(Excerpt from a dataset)
►

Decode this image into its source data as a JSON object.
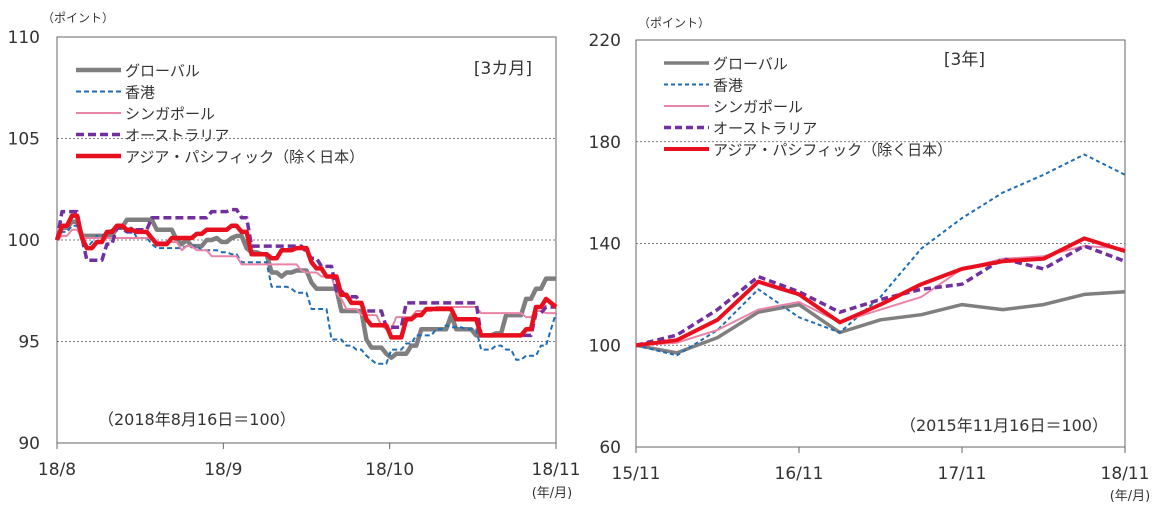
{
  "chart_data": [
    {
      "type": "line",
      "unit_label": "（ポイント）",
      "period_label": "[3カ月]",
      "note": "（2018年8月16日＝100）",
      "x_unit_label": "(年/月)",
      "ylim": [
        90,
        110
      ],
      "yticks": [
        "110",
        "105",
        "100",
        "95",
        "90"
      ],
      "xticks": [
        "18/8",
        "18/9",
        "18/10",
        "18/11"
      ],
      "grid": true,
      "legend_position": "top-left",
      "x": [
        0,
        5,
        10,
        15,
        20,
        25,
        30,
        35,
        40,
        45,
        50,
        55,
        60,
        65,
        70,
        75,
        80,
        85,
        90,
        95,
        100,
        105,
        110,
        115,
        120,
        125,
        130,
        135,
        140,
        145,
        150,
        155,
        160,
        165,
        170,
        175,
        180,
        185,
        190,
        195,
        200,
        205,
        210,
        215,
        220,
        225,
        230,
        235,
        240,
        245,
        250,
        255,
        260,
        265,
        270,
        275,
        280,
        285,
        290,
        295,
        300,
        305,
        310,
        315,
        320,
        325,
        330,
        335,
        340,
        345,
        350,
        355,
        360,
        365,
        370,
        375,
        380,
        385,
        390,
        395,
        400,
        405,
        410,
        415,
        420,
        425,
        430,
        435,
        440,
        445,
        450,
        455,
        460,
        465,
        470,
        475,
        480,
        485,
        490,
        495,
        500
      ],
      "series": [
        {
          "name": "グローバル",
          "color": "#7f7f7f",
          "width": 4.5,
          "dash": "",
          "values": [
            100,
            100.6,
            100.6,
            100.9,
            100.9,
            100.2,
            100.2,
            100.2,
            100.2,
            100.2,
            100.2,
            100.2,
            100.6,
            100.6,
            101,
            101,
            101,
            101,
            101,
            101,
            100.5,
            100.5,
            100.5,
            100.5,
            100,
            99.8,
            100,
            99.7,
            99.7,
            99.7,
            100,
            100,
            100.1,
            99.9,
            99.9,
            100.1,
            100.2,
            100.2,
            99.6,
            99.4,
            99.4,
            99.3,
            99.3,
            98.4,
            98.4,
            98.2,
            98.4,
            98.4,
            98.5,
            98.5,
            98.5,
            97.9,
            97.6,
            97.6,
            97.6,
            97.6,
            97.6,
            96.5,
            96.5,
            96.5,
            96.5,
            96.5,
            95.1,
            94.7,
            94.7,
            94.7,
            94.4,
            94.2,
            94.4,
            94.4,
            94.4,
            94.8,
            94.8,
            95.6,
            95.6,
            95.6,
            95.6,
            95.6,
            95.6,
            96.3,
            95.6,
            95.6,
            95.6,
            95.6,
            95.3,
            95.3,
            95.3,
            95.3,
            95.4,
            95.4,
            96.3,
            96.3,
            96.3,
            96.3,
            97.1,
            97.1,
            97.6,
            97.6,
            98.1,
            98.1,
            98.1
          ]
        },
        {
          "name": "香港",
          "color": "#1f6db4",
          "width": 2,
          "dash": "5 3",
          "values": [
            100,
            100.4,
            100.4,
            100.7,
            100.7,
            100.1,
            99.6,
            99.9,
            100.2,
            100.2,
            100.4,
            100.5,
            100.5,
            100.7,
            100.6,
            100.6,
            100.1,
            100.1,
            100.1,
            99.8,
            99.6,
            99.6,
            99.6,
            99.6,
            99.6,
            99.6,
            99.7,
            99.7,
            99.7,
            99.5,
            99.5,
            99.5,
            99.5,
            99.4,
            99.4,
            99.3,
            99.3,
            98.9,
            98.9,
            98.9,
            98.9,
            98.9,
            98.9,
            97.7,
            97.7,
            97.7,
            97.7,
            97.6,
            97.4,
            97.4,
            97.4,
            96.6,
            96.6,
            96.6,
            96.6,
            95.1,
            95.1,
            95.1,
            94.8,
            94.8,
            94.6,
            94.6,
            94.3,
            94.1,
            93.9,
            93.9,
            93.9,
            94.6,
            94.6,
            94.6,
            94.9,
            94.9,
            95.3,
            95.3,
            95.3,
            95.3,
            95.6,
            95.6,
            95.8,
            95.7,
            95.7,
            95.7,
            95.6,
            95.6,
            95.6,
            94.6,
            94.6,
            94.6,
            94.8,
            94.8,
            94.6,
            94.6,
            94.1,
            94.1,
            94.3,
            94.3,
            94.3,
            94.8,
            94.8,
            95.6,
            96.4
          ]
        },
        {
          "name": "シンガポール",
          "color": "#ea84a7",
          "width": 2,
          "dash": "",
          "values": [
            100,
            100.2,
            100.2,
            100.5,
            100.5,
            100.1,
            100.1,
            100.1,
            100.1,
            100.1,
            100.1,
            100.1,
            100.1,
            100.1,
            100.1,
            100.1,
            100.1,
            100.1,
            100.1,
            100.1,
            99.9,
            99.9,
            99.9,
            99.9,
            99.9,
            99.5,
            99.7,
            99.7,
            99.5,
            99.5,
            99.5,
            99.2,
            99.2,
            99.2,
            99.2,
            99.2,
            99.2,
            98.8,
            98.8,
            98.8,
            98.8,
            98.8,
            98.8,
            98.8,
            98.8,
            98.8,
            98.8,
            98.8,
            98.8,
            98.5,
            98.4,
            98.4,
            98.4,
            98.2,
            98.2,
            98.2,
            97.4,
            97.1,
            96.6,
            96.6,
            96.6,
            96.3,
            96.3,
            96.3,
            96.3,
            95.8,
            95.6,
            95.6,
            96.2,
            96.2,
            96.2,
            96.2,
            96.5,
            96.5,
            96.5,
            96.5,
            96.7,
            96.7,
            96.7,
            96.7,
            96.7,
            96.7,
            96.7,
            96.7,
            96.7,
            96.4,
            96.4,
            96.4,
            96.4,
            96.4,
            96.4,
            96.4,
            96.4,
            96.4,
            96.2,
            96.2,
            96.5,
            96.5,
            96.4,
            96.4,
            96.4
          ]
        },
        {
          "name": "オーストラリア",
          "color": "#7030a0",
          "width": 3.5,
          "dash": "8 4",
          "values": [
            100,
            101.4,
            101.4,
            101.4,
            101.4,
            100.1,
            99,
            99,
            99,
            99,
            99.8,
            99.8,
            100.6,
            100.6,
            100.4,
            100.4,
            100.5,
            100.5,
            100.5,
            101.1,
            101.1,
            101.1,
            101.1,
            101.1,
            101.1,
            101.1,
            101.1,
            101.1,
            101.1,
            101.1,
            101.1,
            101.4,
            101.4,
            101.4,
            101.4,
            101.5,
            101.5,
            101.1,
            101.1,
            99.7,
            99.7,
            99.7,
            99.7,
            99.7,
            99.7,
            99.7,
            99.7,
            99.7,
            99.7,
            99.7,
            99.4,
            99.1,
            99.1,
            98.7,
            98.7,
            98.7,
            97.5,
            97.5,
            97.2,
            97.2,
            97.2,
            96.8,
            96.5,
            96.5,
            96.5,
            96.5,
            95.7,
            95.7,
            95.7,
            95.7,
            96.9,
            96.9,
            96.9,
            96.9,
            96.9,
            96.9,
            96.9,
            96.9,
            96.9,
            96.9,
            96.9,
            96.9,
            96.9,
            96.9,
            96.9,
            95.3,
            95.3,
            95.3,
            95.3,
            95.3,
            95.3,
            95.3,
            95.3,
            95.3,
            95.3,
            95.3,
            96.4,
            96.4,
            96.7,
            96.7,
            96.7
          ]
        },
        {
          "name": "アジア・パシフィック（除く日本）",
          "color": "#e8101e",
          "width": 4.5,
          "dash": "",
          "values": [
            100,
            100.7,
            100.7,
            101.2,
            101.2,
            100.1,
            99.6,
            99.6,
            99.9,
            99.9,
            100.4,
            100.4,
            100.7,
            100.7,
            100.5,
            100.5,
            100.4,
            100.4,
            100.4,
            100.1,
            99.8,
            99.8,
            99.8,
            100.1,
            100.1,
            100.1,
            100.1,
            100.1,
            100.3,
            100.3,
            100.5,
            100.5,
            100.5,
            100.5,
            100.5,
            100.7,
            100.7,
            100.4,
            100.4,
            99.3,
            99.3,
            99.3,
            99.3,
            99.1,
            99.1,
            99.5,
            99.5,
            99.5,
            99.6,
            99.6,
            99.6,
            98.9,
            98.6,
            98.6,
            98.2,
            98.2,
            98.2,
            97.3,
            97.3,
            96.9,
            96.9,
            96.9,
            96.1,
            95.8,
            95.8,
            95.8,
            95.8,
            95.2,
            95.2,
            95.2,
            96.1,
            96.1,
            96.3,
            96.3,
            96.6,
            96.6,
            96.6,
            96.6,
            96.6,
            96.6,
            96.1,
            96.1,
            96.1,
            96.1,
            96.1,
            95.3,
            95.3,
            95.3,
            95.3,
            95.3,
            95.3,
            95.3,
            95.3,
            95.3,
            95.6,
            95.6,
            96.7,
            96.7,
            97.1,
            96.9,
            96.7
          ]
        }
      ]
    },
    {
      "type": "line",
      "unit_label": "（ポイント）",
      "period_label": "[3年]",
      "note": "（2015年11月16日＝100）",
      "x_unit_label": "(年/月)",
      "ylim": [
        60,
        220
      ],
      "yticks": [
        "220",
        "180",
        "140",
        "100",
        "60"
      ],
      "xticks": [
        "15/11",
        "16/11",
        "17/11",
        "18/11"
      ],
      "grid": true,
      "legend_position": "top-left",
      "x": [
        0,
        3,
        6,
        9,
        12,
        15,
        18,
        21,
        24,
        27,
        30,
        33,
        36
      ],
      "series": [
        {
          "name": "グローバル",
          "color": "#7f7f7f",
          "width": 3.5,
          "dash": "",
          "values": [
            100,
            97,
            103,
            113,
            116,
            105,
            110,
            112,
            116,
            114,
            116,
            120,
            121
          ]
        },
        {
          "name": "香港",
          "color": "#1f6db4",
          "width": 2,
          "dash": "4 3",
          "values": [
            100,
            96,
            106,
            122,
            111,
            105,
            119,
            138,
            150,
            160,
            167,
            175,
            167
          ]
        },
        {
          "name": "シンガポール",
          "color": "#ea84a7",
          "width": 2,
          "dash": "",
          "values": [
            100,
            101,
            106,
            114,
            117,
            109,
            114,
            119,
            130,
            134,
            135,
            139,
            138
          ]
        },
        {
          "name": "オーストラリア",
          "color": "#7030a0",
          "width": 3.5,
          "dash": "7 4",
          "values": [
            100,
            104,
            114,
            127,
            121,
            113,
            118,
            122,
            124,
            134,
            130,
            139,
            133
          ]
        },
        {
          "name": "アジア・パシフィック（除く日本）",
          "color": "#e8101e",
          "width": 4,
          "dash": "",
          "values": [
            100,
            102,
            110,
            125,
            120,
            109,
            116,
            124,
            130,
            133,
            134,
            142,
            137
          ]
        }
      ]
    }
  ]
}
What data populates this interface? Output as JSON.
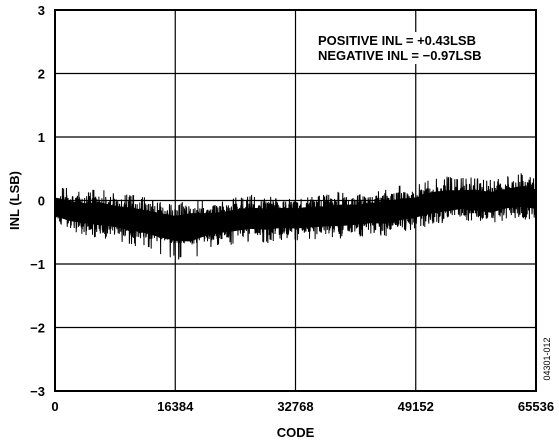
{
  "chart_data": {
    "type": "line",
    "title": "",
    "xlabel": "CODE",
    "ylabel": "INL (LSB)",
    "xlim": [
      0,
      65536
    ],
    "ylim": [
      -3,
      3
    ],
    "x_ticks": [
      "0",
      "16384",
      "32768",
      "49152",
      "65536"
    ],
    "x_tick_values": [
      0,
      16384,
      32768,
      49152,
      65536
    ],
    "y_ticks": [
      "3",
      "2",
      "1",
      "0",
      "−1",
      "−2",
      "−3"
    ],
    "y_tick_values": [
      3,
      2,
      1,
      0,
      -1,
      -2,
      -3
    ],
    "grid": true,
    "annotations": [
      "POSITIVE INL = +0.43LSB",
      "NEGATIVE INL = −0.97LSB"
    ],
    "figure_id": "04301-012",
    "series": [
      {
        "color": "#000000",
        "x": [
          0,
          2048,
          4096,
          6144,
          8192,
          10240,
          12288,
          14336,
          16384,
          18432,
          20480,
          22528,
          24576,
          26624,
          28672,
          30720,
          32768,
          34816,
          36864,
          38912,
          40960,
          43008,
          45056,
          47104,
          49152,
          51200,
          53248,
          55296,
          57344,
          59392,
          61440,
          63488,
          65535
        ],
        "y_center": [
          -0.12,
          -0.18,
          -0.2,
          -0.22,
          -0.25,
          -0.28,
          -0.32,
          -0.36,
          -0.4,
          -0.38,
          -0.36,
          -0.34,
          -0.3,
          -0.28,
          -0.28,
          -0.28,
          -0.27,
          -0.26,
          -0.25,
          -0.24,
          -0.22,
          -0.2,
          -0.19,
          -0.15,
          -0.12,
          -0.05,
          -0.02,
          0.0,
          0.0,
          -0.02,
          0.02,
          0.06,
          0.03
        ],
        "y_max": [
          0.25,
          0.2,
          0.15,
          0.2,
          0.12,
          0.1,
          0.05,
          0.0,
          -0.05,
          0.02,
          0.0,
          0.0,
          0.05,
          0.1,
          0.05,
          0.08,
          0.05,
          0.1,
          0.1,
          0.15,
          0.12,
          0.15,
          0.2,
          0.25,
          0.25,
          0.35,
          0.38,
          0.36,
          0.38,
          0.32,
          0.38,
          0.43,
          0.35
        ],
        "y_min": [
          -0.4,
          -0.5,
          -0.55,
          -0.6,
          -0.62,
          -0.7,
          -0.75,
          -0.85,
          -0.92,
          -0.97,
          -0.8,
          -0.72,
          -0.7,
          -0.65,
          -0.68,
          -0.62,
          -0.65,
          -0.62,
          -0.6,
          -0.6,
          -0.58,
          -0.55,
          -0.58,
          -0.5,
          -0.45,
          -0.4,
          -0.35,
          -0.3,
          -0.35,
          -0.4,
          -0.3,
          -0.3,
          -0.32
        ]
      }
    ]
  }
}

◄

Return every line containing "this".

Decode this image into its source data as a JSON object.
What data populates this interface? Output as JSON.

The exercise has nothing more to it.